>> Begin

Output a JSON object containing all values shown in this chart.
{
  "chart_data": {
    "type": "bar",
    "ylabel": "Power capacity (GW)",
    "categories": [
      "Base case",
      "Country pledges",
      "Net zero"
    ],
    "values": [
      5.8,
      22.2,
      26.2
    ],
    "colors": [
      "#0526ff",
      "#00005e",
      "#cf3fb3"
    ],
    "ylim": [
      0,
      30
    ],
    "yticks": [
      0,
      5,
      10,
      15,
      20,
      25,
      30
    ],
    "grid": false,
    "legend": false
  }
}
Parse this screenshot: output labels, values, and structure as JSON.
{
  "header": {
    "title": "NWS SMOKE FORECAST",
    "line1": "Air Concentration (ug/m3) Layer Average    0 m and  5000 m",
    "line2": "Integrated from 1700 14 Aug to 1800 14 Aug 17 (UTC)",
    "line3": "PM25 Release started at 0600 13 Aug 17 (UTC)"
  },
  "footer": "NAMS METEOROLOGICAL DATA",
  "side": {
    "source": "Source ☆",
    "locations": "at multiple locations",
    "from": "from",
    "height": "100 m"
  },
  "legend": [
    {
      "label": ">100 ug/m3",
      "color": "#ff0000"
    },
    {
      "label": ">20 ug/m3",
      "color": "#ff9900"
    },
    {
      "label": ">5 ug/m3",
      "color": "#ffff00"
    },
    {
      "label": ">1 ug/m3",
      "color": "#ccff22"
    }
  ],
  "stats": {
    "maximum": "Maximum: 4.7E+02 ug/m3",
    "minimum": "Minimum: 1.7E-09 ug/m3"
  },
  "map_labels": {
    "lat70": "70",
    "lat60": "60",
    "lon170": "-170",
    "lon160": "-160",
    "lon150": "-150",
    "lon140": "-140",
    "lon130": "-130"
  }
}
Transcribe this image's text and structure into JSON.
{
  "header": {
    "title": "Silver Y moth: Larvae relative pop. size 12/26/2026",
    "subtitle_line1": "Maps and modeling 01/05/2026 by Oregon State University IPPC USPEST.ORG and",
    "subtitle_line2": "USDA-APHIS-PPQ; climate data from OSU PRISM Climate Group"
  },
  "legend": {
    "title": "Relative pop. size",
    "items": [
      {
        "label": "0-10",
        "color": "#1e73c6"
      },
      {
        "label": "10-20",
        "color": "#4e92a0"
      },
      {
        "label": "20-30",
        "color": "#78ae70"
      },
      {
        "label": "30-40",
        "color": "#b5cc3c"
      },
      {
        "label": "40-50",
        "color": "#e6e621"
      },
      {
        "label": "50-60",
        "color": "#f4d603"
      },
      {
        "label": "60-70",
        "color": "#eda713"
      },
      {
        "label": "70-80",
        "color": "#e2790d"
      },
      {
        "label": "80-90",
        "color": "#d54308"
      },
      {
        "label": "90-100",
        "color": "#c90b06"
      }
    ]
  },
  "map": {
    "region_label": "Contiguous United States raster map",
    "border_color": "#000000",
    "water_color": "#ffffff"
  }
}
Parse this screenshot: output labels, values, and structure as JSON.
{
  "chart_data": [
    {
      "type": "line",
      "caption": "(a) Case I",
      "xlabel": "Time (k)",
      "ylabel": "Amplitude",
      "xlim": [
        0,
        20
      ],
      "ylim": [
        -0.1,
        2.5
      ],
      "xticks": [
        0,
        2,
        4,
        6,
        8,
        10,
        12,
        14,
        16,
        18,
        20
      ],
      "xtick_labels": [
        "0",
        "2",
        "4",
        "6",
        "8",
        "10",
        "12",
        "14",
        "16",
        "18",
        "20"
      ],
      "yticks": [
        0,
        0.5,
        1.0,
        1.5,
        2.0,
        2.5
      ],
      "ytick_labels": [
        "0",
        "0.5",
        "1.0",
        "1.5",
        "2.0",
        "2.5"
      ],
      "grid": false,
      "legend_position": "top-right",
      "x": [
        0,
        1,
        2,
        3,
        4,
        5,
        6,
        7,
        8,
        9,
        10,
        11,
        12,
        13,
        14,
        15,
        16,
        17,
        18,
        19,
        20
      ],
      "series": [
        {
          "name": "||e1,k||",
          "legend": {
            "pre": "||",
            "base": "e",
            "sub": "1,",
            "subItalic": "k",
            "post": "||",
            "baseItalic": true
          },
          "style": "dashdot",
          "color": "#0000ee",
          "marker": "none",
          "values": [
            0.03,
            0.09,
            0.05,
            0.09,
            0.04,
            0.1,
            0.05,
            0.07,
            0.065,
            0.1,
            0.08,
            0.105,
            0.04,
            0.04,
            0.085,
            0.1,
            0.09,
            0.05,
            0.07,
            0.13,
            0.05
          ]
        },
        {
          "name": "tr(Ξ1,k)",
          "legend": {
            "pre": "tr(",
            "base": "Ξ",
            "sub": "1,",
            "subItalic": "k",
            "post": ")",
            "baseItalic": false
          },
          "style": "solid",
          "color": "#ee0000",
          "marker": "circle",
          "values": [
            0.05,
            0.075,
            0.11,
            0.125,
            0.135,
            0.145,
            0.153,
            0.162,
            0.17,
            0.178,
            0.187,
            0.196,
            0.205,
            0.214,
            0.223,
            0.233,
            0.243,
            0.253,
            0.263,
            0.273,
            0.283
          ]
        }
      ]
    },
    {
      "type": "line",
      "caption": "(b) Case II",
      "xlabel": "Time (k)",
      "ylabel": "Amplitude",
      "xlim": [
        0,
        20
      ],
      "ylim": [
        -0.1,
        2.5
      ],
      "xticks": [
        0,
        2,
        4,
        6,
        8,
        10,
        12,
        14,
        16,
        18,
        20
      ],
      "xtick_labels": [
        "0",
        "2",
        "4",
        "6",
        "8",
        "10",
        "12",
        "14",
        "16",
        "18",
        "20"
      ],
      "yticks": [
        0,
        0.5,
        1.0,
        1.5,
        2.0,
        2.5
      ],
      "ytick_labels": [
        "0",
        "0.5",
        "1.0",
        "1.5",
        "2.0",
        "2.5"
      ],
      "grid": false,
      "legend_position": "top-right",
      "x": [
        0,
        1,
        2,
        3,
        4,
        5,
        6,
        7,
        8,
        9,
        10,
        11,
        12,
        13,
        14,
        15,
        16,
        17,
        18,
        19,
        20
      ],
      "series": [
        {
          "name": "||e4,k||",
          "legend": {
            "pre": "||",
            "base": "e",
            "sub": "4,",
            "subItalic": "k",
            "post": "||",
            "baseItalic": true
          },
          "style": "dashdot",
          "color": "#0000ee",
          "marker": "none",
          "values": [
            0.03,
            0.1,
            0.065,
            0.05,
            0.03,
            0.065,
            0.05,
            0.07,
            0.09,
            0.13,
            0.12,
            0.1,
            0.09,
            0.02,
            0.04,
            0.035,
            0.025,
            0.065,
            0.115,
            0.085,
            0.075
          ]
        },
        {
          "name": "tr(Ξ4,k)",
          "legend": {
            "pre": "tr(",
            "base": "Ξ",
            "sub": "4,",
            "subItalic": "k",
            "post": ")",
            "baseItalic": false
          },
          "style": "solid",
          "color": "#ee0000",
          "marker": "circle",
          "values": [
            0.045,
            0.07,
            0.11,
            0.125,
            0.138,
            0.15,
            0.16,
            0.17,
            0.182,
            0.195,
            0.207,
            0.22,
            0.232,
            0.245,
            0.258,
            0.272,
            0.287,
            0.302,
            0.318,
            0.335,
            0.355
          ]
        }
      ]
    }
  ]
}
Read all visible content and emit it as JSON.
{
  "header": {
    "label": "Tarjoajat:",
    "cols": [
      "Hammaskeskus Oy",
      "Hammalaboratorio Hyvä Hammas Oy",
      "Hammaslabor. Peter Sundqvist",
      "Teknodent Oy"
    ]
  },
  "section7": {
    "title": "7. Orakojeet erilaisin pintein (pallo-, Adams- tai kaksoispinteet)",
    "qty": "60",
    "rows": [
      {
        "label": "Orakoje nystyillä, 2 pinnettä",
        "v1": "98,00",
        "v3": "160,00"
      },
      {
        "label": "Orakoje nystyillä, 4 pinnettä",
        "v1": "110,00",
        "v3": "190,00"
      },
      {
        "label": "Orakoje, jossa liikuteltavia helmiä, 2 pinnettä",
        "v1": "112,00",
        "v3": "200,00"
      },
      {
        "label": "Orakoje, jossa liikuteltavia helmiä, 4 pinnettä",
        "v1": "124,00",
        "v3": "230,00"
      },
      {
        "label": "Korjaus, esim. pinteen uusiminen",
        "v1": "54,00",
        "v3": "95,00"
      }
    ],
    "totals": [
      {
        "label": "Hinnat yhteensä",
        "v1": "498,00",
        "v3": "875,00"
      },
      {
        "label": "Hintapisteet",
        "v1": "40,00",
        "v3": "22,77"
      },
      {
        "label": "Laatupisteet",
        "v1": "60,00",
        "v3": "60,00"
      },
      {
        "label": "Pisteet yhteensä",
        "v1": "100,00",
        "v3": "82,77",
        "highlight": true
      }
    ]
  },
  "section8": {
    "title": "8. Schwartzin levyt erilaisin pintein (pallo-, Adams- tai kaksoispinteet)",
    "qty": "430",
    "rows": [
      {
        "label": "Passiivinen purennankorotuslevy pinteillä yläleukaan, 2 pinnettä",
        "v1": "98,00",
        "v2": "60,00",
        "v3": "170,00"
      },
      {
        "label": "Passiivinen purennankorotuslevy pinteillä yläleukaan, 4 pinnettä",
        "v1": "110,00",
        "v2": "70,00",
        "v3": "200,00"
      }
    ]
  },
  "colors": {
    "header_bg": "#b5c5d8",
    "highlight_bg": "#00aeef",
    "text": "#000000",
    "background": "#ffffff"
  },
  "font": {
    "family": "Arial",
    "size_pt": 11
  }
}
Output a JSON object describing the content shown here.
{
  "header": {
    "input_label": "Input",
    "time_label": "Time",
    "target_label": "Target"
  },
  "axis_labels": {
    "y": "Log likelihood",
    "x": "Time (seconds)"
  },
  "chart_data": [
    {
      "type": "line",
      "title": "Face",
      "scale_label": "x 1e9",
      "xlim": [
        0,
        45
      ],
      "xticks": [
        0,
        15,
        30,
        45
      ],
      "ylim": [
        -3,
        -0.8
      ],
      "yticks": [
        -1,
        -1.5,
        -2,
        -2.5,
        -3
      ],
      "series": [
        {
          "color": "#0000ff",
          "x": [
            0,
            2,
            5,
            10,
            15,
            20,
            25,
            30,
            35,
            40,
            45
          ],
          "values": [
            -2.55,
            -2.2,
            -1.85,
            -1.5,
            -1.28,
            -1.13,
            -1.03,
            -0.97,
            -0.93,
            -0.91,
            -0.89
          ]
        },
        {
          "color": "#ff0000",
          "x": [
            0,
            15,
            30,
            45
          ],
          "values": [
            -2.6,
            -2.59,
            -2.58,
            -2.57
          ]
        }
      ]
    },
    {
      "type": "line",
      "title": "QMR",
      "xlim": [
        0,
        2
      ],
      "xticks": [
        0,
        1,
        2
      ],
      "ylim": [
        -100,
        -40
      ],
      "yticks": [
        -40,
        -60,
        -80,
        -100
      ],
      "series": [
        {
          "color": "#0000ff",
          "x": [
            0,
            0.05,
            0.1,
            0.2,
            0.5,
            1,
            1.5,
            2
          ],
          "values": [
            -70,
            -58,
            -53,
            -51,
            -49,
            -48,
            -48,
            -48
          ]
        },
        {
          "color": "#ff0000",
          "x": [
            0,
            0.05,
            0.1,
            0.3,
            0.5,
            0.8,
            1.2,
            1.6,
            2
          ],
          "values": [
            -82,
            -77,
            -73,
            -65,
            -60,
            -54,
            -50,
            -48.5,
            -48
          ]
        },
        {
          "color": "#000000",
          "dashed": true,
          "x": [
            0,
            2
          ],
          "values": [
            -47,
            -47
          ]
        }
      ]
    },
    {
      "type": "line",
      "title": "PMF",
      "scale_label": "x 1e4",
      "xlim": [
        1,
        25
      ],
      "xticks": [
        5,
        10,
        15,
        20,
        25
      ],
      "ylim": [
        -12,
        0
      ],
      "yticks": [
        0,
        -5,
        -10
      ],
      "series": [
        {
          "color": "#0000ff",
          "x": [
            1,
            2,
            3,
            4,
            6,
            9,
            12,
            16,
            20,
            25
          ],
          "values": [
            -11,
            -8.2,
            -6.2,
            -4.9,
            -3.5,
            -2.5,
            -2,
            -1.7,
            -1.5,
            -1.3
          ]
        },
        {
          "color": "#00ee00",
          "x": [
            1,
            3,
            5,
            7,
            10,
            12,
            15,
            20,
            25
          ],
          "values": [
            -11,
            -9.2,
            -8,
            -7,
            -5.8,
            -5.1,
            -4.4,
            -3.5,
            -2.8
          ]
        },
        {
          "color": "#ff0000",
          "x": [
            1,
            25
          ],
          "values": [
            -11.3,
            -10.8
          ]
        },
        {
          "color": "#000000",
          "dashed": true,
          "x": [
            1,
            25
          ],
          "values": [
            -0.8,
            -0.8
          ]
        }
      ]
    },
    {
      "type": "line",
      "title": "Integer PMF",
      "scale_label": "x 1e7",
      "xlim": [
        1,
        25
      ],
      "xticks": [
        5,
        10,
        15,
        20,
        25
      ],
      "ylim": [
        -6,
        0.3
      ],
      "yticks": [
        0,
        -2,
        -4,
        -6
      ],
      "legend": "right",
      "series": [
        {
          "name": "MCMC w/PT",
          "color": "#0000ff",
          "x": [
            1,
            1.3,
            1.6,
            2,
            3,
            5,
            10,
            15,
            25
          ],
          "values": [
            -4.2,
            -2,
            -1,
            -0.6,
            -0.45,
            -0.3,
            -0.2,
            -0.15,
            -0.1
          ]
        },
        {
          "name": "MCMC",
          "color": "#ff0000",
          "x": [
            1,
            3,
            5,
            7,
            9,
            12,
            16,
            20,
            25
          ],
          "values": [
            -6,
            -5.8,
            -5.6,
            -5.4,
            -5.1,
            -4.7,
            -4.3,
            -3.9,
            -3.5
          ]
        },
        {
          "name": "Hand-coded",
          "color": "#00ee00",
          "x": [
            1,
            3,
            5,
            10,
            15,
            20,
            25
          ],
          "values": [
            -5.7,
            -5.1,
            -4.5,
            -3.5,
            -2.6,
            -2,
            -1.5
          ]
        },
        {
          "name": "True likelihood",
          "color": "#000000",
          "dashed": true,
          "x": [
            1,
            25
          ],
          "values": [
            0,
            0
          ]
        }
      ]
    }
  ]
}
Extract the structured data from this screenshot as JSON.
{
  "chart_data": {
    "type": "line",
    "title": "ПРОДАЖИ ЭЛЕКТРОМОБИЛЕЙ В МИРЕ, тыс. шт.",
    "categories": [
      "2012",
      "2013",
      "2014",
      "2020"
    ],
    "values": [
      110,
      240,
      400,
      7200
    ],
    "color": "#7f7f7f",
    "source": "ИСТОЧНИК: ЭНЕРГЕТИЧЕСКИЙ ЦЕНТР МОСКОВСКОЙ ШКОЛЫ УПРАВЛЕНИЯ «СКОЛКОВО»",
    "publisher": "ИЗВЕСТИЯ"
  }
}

>> End

— Challenge —
Locate the line that contains "Extract the structured", then please quote it and every line after it to the end of the entries above, exactly and with nothing else.

— Final answer —
Extract the structured data from this screenshot as JSON.
{
  "chart_data": {
    "type": "line",
    "title": "ПРОДАЖИ ЭЛЕКТРОМОБИЛЕЙ В МИРЕ, тыс. шт.",
    "categories": [
      "2012",
      "2013",
      "2014",
      "2020"
    ],
    "values": [
      110,
      240,
      400,
      7200
    ],
    "color": "#7f7f7f",
    "source": "ИСТОЧНИК: ЭНЕРГЕТИЧЕСКИЙ ЦЕНТР МОСКОВСКОЙ ШКОЛЫ УПРАВЛЕНИЯ «СКОЛКОВО»",
    "publisher": "ИЗВЕСТИЯ"
  }
}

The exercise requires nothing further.